──────── Excerpted passage ────────

All the requests are for pages in the same domain.
EDIT
I added a delay between each web request of between two and seven seconds so that I do not appear to be "hammering" the site or attempting a DOS attack. However, the problem still occurs.
Upvotes: 7
Views: 8199
Reputation: 11
If the server is using a database and does not close each database connection properly, you may receive an error (e.g. statuscode 502) when the max. connection limited is reached (until the database connection timeout). A solution in this case is only to 'sleep' the webrequest thread for a given time. Furthermore you should ensure that each request and reponse stream is being closed after processing (in best case by using of an 'Using' statement):
Upvotes: 1
Reputation: 3243
I know this is an old question, but I recently had this problem myself (due to my target environment using 4.0 and not allowing any external assembly references)
I did some digging however and found a fix of sorts and is very interesting from a .NET inner-workings perspective
ServicePointManager.DefaultConnectionLimit = 100;
ServicePointManager internally handles the actual HTTP request created by multiple HttpWebRequest objects ..problem is, these don’t get closed automatically and HttpWebRequest doesn’t gets garbage collected immediately
So I found something very interesting – if I make HttpWebRequest an instance level variable AND I force garbage collection after switching the reference out …it works (without the DefaultConnectionLimit = 100 hack)
private HttpWebRequest Request { get; set; }
public void MyMethod() {
Request = (HttpWebRequest)HttpWebRequest.Create("http://myUrl");
GC.Collect();
GC.WaitForFullGCComplete();
}
Before I was creating a new local variable each time in the method. This seemed to fix my problem - probably a little too late to help you but thought I'd share in case anyone else comes across this
Upvotes: 1
Reputation: 21
I used the following solution and it works for me. Hope it helps to you too.

──────── Stored data ────────

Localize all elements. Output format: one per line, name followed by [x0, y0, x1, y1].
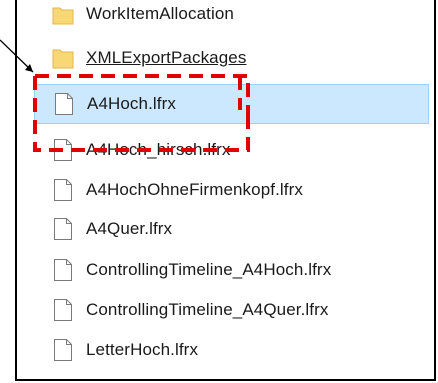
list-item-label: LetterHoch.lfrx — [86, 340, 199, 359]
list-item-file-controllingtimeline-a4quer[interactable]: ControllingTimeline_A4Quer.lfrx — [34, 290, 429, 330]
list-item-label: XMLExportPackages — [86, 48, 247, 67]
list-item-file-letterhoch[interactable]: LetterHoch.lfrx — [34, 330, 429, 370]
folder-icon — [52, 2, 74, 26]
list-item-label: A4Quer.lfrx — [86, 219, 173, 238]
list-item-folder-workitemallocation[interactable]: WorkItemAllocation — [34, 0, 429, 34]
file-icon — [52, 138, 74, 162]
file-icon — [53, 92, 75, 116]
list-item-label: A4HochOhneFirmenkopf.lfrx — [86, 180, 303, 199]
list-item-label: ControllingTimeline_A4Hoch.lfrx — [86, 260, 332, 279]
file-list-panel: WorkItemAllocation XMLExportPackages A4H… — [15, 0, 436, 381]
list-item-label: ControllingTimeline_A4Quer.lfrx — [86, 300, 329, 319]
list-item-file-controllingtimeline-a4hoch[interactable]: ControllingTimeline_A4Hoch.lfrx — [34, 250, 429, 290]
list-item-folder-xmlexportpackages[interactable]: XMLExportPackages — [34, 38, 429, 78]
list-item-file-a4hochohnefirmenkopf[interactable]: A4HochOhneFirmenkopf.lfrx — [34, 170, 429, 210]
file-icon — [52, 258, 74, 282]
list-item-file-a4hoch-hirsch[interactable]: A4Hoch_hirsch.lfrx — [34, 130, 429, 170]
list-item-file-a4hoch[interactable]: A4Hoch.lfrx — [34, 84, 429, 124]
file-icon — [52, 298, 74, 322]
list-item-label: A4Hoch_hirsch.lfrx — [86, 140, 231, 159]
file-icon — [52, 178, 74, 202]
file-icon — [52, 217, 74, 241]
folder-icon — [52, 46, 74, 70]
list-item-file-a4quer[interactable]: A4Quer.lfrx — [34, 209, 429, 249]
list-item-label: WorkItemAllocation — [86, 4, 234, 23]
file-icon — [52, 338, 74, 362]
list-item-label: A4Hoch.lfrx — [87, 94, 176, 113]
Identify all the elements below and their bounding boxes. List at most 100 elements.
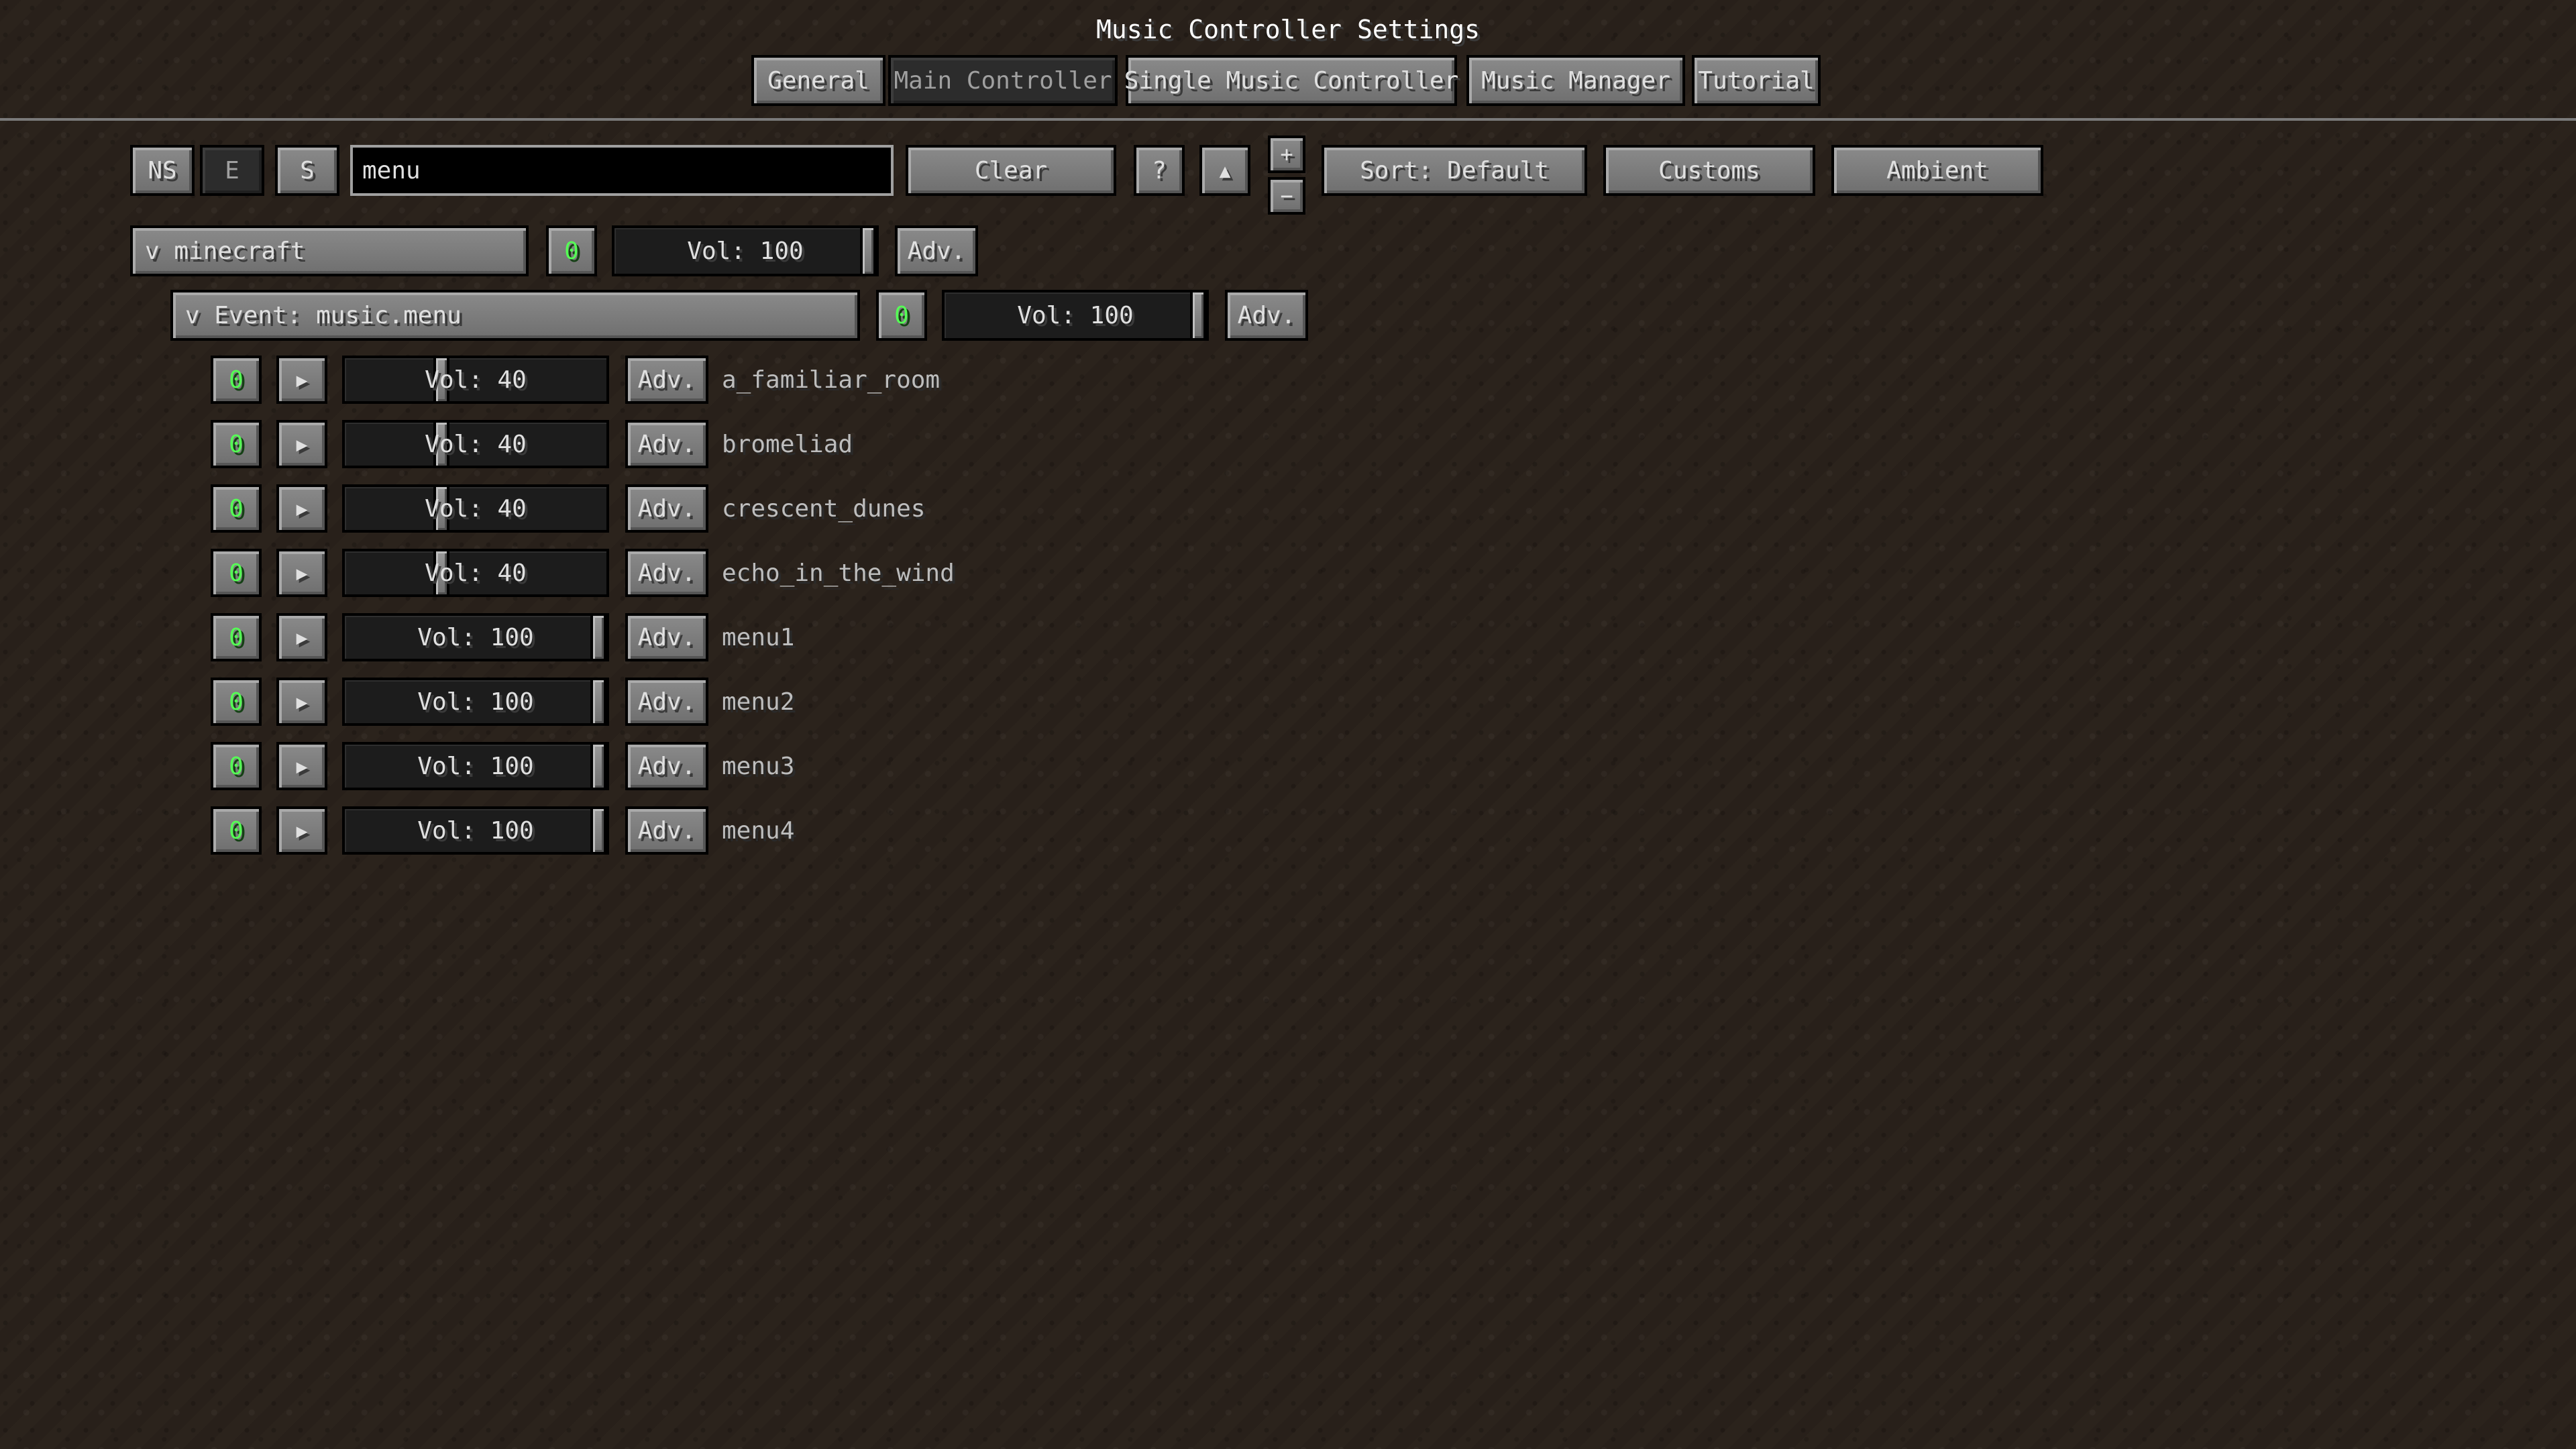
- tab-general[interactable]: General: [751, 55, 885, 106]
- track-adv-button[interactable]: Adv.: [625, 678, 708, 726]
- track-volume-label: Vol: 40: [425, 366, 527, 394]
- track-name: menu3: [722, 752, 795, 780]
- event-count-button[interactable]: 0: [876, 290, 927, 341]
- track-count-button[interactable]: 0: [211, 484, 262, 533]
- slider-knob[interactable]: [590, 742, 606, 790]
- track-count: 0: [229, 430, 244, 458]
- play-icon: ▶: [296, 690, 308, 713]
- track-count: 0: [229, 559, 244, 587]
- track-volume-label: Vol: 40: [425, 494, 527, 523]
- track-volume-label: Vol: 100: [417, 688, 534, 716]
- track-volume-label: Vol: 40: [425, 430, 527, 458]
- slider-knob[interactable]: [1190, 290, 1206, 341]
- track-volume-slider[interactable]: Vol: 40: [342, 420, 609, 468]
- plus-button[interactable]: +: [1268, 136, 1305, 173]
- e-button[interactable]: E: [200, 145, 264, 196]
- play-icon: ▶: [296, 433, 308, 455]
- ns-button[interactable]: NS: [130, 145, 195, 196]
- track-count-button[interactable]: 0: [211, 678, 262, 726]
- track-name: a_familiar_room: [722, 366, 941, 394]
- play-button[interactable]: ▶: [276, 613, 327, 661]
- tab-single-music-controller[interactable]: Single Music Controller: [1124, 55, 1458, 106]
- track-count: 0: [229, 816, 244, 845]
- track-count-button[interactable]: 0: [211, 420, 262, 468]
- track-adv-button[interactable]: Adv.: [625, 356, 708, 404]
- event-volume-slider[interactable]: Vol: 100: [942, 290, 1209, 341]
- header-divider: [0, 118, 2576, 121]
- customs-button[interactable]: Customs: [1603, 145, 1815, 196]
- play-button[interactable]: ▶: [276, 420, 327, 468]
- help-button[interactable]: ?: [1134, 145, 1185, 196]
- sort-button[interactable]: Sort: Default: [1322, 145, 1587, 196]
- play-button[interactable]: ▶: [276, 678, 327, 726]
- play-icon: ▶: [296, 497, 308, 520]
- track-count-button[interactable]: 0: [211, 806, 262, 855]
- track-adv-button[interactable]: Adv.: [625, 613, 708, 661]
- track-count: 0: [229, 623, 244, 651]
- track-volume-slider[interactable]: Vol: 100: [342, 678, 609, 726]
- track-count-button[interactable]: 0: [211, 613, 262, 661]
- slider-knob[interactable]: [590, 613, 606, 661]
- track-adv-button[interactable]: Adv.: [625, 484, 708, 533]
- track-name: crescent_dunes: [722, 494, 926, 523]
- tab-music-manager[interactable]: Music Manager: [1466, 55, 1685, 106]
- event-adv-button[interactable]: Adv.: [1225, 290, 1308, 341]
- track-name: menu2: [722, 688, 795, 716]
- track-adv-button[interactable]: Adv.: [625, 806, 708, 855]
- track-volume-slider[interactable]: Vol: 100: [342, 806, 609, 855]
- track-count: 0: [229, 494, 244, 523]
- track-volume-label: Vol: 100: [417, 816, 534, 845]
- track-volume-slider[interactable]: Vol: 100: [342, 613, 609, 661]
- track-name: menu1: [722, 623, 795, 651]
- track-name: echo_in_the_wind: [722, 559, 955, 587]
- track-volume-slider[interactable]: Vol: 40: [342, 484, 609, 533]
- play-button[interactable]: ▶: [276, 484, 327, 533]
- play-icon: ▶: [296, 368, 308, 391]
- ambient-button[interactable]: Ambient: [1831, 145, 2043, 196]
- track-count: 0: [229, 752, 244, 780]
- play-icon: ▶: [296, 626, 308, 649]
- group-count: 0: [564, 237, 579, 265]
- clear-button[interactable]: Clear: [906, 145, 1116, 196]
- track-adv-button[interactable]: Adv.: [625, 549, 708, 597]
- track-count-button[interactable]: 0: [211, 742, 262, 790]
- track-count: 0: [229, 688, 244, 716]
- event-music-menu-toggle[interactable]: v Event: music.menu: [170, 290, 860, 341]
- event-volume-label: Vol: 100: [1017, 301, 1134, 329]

────────

Tasks to carry out
- A) In the HttpWebRequest thread, how long a delay did the original poster add between web requests?
- B) Continue the HttpWebRequest thread from its final sentence.

Answers given
- A) Between two and seven seconds.

- B)
Declare "global" on the form the variables.
HttpWebRequest myHttpWebRequest;
HttpWebResponse myHttpWebResponse;
Then always use myHttpWebResponse.Close();
after each connection.
myHttpWebResponse = (HttpWebResponse)myHttpWebRequest.GetResponse();
myHttpWebResponse.Close();
Upvotes: 2
Reputation: 35135
myRequest.Connection = "Close"; will make the server close the connection which will make the connection manager close the connection too.
Upvotes: 0
Reputation: 3769
I ran into this issue today and my resolution was to ensure that the response was closed at all times.
I think that you need to put in a response.Close() before you throw your exception inside the using.
Using response As HttpWebResponse = DirectCast(request.GetResponse, HttpWebResponse)
Using dataStream As Stream = response.GetResponseStream()
Using reader As New StreamReader(dataStream)
If response.StatusCode <> HttpStatusCode.OK Then
response.Close()
Throw New Exception("Got response status code: " + response.StatusCode)
End If
result = reader.ReadToEnd()
End Using
End Using
response.Close()
End Using
Upvotes: 4
Reputation: 7559
I think the site has some sort of DOS protection, which kicks in when it's hit with a number of rapis requests. You may want to try setting the UserAgent on the webrequest.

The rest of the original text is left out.